WORK ITEM: Using the listing that follows, return every line with the word "baumannii".

+---+

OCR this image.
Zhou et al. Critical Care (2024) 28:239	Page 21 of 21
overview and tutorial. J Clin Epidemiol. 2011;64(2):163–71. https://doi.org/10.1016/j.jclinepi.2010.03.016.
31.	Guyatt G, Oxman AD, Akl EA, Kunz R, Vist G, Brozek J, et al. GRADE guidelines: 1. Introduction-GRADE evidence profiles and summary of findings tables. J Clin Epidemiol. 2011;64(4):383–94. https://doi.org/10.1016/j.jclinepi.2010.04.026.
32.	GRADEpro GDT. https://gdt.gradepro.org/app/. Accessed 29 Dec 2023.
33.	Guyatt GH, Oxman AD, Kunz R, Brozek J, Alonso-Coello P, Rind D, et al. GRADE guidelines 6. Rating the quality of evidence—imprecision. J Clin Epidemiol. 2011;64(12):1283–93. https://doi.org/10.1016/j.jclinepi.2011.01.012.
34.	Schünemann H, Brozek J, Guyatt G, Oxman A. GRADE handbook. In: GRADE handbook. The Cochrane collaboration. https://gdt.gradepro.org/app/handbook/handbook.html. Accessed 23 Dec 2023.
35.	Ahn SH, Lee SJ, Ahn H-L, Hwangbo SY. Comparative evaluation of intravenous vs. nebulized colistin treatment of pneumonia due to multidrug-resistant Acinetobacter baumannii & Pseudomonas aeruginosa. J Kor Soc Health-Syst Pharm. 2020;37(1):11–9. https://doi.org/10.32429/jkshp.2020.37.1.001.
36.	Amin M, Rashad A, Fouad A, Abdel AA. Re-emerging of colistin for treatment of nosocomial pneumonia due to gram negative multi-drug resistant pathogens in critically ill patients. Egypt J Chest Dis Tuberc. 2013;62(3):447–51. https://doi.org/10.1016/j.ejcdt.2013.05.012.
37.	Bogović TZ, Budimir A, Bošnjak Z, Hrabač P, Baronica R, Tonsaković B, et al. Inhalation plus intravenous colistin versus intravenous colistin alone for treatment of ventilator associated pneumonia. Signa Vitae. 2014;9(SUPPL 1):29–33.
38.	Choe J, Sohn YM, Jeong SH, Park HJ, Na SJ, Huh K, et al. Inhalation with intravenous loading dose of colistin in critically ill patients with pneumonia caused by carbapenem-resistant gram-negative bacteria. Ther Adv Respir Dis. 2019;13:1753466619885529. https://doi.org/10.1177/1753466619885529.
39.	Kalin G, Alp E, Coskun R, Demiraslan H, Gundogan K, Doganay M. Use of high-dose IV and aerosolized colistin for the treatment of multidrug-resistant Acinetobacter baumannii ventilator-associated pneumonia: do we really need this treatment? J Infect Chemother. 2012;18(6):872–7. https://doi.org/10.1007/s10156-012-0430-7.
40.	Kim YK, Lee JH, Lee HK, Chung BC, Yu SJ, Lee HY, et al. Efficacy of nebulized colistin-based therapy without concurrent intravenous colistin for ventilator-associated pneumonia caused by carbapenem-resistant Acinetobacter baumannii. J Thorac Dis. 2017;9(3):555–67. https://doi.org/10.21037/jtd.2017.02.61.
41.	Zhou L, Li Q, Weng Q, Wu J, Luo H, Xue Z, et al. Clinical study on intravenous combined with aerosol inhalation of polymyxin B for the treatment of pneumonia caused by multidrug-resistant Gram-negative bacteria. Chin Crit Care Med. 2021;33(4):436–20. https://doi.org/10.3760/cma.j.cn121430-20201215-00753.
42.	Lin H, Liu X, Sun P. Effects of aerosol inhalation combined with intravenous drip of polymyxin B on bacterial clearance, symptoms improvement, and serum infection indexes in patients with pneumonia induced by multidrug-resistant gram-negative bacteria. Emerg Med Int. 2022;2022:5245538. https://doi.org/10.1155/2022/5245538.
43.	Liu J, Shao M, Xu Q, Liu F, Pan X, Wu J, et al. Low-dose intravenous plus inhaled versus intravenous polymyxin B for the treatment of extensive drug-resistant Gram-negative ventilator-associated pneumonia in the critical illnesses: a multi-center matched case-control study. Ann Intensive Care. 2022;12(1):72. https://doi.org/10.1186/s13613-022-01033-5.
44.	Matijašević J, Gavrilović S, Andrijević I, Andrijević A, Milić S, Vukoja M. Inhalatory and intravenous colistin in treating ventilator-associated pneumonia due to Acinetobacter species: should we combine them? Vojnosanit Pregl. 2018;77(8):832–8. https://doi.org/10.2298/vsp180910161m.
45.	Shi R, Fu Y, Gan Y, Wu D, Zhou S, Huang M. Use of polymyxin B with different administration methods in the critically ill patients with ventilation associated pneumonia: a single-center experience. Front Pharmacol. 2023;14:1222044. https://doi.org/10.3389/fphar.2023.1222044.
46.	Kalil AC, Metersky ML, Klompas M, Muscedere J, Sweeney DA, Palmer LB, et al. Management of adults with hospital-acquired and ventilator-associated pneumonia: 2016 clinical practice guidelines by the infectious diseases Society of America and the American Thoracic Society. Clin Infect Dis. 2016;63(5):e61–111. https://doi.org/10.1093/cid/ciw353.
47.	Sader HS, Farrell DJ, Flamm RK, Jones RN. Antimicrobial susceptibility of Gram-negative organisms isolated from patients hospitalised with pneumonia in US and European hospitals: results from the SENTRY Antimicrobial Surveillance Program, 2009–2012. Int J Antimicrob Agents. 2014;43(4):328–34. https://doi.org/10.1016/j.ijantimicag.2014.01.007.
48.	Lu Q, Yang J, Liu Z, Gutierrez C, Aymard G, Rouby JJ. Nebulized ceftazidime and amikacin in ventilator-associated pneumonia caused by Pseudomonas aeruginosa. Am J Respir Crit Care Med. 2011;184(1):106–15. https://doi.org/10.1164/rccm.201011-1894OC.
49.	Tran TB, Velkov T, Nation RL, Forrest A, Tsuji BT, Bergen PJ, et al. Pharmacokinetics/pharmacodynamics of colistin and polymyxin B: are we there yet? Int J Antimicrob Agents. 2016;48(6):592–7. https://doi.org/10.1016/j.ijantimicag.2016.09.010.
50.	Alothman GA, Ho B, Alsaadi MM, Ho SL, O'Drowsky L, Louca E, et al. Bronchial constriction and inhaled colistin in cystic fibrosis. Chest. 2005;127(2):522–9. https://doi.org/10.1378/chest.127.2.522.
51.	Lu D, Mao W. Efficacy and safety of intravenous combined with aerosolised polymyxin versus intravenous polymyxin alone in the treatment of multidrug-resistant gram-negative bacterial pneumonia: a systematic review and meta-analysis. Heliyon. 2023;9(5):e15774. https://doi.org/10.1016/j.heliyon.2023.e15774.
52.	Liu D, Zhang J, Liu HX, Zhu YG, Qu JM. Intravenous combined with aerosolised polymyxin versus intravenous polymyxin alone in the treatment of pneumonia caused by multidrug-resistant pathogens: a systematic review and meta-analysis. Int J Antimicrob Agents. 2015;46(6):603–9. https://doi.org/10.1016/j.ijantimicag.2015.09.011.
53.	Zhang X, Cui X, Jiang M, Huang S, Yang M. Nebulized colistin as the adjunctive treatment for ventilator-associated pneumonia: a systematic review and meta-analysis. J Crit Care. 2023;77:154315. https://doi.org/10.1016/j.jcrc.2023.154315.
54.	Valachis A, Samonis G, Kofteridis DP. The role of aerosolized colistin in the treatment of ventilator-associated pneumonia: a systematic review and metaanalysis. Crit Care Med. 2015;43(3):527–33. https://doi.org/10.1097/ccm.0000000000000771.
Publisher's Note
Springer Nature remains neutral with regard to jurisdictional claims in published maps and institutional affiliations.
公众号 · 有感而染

+---+

SOLUTION TO THIS TASK:
35.	Ahn SH, Lee SJ, Ahn H-L, Hwangbo SY. Comparative evaluation of intravenous vs. nebulized colistin treatment of pneumonia due to multidrug-resistant Acinetobacter baumannii & Pseudomonas aeruginosa. J Kor Soc Health-Syst Pharm. 2020;37(1):11–9. https://doi.org/10.32429/jkshp.2020.37.1.001.
39.	Kalin G, Alp E, Coskun R, Demiraslan H, Gundogan K, Doganay M. Use of high-dose IV and aerosolized colistin for the treatment of multidrug-resistant Acinetobacter baumannii ventilator-associated pneumonia: do we really need this treatment? J Infect Chemother. 2012;18(6):872–7. https://doi.org/10.1007/s10156-012-0430-7.
40.	Kim YK, Lee JH, Lee HK, Chung BC, Yu SJ, Lee HY, et al. Efficacy of nebulized colistin-based therapy without concurrent intravenous colistin for ventilator-associated pneumonia caused by carbapenem-resistant Acinetobacter baumannii. J Thorac Dis. 2017;9(3):555–67. https://doi.org/10.21037/jtd.2017.02.61.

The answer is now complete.